Stated problem:
In your copy, reproduce the entries exactly as they are, minus the images.
• • •
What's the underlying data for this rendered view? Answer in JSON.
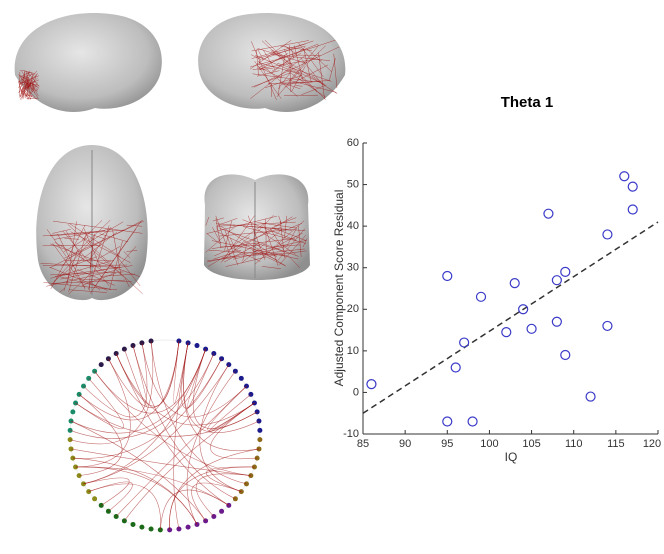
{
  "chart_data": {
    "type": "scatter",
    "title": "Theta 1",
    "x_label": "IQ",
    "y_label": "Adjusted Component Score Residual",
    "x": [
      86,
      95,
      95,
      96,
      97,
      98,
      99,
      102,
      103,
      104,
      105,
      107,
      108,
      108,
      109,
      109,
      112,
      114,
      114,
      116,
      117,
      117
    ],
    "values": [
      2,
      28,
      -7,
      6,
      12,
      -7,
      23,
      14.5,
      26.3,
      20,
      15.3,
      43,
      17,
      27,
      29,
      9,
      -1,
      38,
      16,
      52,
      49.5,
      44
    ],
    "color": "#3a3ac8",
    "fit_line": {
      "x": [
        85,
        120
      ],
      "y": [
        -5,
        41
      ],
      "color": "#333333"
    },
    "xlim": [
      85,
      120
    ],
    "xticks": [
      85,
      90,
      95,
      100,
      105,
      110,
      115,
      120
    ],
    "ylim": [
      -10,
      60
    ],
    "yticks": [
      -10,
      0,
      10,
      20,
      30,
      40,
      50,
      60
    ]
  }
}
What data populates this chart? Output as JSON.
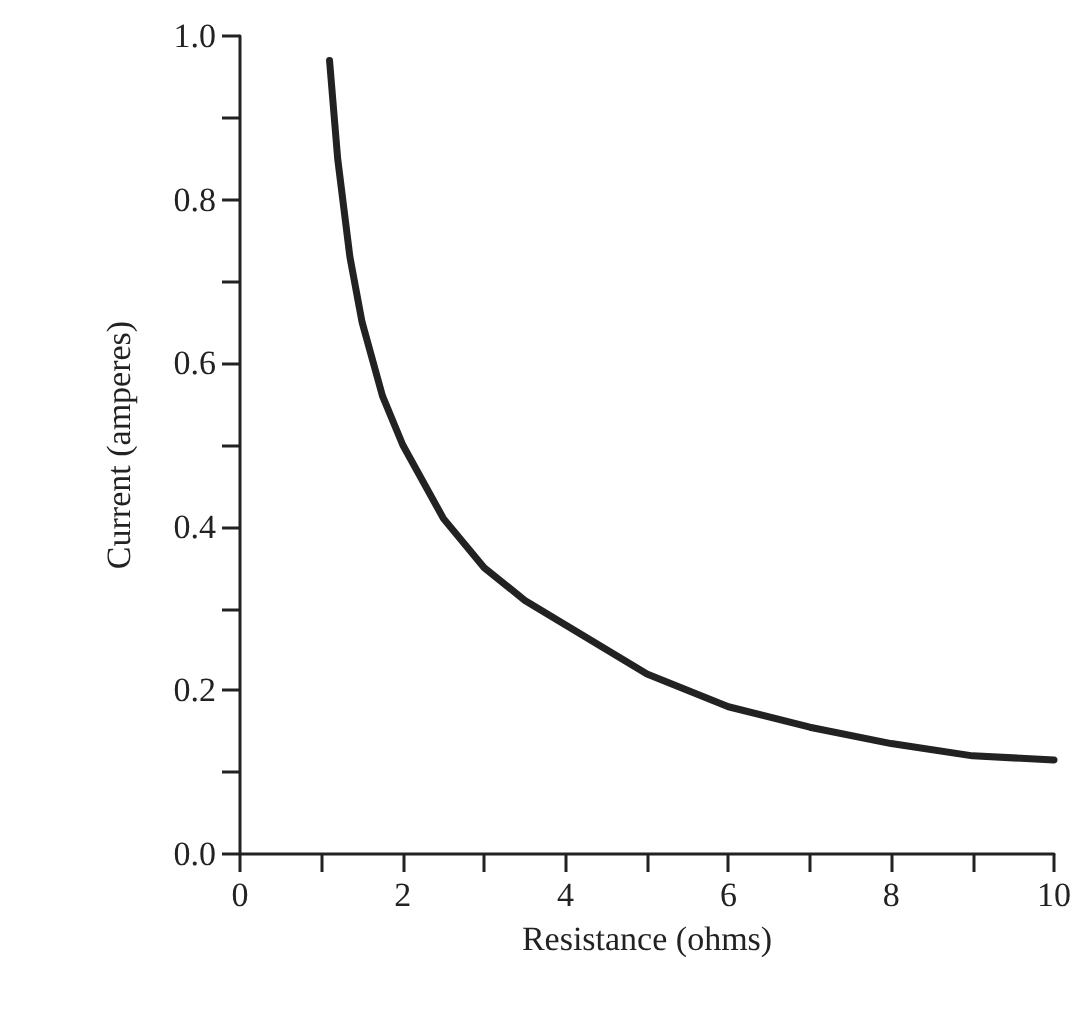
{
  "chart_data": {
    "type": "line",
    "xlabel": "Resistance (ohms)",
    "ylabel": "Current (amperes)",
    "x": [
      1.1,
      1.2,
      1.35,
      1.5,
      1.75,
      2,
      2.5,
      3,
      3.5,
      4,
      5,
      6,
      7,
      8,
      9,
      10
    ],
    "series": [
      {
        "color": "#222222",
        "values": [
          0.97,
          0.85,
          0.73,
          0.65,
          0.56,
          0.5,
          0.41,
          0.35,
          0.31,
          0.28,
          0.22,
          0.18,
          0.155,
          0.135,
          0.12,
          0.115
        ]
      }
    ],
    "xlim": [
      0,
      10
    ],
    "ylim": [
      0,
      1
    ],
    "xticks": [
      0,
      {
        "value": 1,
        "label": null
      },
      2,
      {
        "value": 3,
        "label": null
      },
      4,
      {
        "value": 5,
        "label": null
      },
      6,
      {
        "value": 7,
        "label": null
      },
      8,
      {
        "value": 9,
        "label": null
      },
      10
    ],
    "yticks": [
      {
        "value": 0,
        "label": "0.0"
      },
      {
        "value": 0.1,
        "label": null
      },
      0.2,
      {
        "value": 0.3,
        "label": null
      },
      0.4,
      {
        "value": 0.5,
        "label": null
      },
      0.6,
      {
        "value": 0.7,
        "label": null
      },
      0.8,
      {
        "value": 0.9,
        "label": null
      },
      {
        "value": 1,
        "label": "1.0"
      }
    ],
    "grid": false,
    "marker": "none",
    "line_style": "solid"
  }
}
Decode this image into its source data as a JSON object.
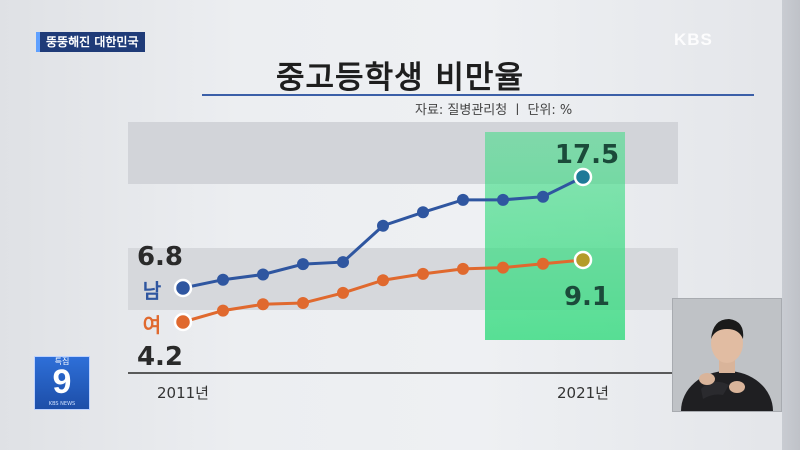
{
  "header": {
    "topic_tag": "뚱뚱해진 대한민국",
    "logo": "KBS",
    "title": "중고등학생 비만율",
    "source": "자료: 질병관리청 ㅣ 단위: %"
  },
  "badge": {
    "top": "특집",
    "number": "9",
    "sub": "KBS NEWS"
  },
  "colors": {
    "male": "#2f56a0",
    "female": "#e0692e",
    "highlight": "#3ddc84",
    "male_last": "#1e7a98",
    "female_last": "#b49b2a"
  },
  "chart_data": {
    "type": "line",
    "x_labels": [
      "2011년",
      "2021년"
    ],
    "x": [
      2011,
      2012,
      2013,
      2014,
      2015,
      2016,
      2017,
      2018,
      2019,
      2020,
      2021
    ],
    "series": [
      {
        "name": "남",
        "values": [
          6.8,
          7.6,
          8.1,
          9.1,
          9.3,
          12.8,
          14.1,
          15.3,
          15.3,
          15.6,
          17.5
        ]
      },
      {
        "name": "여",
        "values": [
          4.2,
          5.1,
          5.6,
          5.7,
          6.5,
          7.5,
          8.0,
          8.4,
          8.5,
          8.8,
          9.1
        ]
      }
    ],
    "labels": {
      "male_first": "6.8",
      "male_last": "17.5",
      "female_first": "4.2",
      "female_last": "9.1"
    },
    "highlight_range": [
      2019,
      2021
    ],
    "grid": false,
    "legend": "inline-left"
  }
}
• • •
Response to this exercise:
What's the underlying data for this rendered view? Answer in JSON.
{
  "chart_data": {
    "type": "scatter",
    "title": "Theta 1",
    "x_label": "IQ",
    "y_label": "Adjusted Component Score Residual",
    "x": [
      86,
      95,
      95,
      96,
      97,
      98,
      99,
      102,
      103,
      104,
      105,
      107,
      108,
      108,
      109,
      109,
      112,
      114,
      114,
      116,
      117,
      117
    ],
    "values": [
      2,
      28,
      -7,
      6,
      12,
      -7,
      23,
      14.5,
      26.3,
      20,
      15.3,
      43,
      17,
      27,
      29,
      9,
      -1,
      38,
      16,
      52,
      49.5,
      44
    ],
    "color": "#3a3ac8",
    "fit_line": {
      "x": [
        85,
        120
      ],
      "y": [
        -5,
        41
      ],
      "color": "#333333"
    },
    "xlim": [
      85,
      120
    ],
    "xticks": [
      85,
      90,
      95,
      100,
      105,
      110,
      115,
      120
    ],
    "ylim": [
      -10,
      60
    ],
    "yticks": [
      -10,
      0,
      10,
      20,
      30,
      40,
      50,
      60
    ]
  }
}
What data populates this chart? Output as JSON.
{
  "chart_data": {
    "type": "line",
    "xlabel": "Resistance (ohms)",
    "ylabel": "Current (amperes)",
    "x": [
      1.1,
      1.2,
      1.35,
      1.5,
      1.75,
      2,
      2.5,
      3,
      3.5,
      4,
      5,
      6,
      7,
      8,
      9,
      10
    ],
    "series": [
      {
        "color": "#222222",
        "values": [
          0.97,
          0.85,
          0.73,
          0.65,
          0.56,
          0.5,
          0.41,
          0.35,
          0.31,
          0.28,
          0.22,
          0.18,
          0.155,
          0.135,
          0.12,
          0.115
        ]
      }
    ],
    "xlim": [
      0,
      10
    ],
    "ylim": [
      0,
      1
    ],
    "xticks": [
      0,
      {
        "value": 1,
        "label": null
      },
      2,
      {
        "value": 3,
        "label": null
      },
      4,
      {
        "value": 5,
        "label": null
      },
      6,
      {
        "value": 7,
        "label": null
      },
      8,
      {
        "value": 9,
        "label": null
      },
      10
    ],
    "yticks": [
      {
        "value": 0,
        "label": "0.0"
      },
      {
        "value": 0.1,
        "label": null
      },
      0.2,
      {
        "value": 0.3,
        "label": null
      },
      0.4,
      {
        "value": 0.5,
        "label": null
      },
      0.6,
      {
        "value": 0.7,
        "label": null
      },
      0.8,
      {
        "value": 0.9,
        "label": null
      },
      {
        "value": 1,
        "label": "1.0"
      }
    ],
    "grid": false,
    "marker": "none",
    "line_style": "solid"
  }
}
Decode this image into its source data as a JSON object.
{
  "header": {
    "topic_tag": "뚱뚱해진 대한민국",
    "logo": "KBS",
    "title": "중고등학생 비만율",
    "source": "자료: 질병관리청 ㅣ 단위: %"
  },
  "badge": {
    "top": "특집",
    "number": "9",
    "sub": "KBS NEWS"
  },
  "colors": {
    "male": "#2f56a0",
    "female": "#e0692e",
    "highlight": "#3ddc84",
    "male_last": "#1e7a98",
    "female_last": "#b49b2a"
  },
  "chart_data": {
    "type": "line",
    "x_labels": [
      "2011년",
      "2021년"
    ],
    "x": [
      2011,
      2012,
      2013,
      2014,
      2015,
      2016,
      2017,
      2018,
      2019,
      2020,
      2021
    ],
    "series": [
      {
        "name": "남",
        "values": [
          6.8,
          7.6,
          8.1,
          9.1,
          9.3,
          12.8,
          14.1,
          15.3,
          15.3,
          15.6,
          17.5
        ]
      },
      {
        "name": "여",
        "values": [
          4.2,
          5.1,
          5.6,
          5.7,
          6.5,
          7.5,
          8.0,
          8.4,
          8.5,
          8.8,
          9.1
        ]
      }
    ],
    "labels": {
      "male_first": "6.8",
      "male_last": "17.5",
      "female_first": "4.2",
      "female_last": "9.1"
    },
    "highlight_range": [
      2019,
      2021
    ],
    "grid": false,
    "legend": "inline-left"
  }
}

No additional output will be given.